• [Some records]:
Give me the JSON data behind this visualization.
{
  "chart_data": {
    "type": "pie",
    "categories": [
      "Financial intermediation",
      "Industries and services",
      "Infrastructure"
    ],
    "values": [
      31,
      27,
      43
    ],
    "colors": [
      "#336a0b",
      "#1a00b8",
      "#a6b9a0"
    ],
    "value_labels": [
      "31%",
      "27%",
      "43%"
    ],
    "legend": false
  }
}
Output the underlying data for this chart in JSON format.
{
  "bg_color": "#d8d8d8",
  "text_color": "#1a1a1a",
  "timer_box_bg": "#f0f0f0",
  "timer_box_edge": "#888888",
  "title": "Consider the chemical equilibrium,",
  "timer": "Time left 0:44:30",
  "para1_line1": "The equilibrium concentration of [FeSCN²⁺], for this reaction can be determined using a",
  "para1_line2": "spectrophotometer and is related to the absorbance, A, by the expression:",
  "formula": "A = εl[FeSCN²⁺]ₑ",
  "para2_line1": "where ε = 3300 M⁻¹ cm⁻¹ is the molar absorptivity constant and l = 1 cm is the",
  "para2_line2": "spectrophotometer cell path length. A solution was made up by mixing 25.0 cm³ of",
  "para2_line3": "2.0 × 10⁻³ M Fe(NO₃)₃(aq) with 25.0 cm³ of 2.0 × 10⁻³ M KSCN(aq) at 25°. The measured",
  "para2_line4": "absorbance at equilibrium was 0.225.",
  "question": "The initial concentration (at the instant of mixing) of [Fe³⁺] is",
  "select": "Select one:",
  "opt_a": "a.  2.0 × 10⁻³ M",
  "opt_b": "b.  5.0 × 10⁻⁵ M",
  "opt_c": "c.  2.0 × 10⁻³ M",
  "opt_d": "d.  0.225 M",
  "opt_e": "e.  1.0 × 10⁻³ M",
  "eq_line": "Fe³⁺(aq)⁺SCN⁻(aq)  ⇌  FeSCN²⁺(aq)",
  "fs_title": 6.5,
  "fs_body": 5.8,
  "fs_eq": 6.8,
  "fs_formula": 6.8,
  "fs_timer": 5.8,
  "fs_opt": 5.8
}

• [Written problem]: Copy every line of the records word for word.

• [Exercise output]:
Give me the JSON data behind this visualization.
{
  "chart_data": {
    "type": "pie",
    "categories": [
      "Financial intermediation",
      "Industries and services",
      "Infrastructure"
    ],
    "values": [
      31,
      27,
      43
    ],
    "colors": [
      "#336a0b",
      "#1a00b8",
      "#a6b9a0"
    ],
    "value_labels": [
      "31%",
      "27%",
      "43%"
    ],
    "legend": false
  }
}
Output the underlying data for this chart in JSON format.
{
  "bg_color": "#d8d8d8",
  "text_color": "#1a1a1a",
  "timer_box_bg": "#f0f0f0",
  "timer_box_edge": "#888888",
  "title": "Consider the chemical equilibrium,",
  "timer": "Time left 0:44:30",
  "para1_line1": "The equilibrium concentration of [FeSCN²⁺], for this reaction can be determined using a",
  "para1_line2": "spectrophotometer and is related to the absorbance, A, by the expression:",
  "formula": "A = εl[FeSCN²⁺]ₑ",
  "para2_line1": "where ε = 3300 M⁻¹ cm⁻¹ is the molar absorptivity constant and l = 1 cm is the",
  "para2_line2": "spectrophotometer cell path length. A solution was made up by mixing 25.0 cm³ of",
  "para2_line3": "2.0 × 10⁻³ M Fe(NO₃)₃(aq) with 25.0 cm³ of 2.0 × 10⁻³ M KSCN(aq) at 25°. The measured",
  "para2_line4": "absorbance at equilibrium was 0.225.",
  "question": "The initial concentration (at the instant of mixing) of [Fe³⁺] is",
  "select": "Select one:",
  "opt_a": "a.  2.0 × 10⁻³ M",
  "opt_b": "b.  5.0 × 10⁻⁵ M",
  "opt_c": "c.  2.0 × 10⁻³ M",
  "opt_d": "d.  0.225 M",
  "opt_e": "e.  1.0 × 10⁻³ M",
  "eq_line": "Fe³⁺(aq)⁺SCN⁻(aq)  ⇌  FeSCN²⁺(aq)",
  "fs_title": 6.5,
  "fs_body": 5.8,
  "fs_eq": 6.8,
  "fs_formula": 6.8,
  "fs_timer": 5.8,
  "fs_opt": 5.8
}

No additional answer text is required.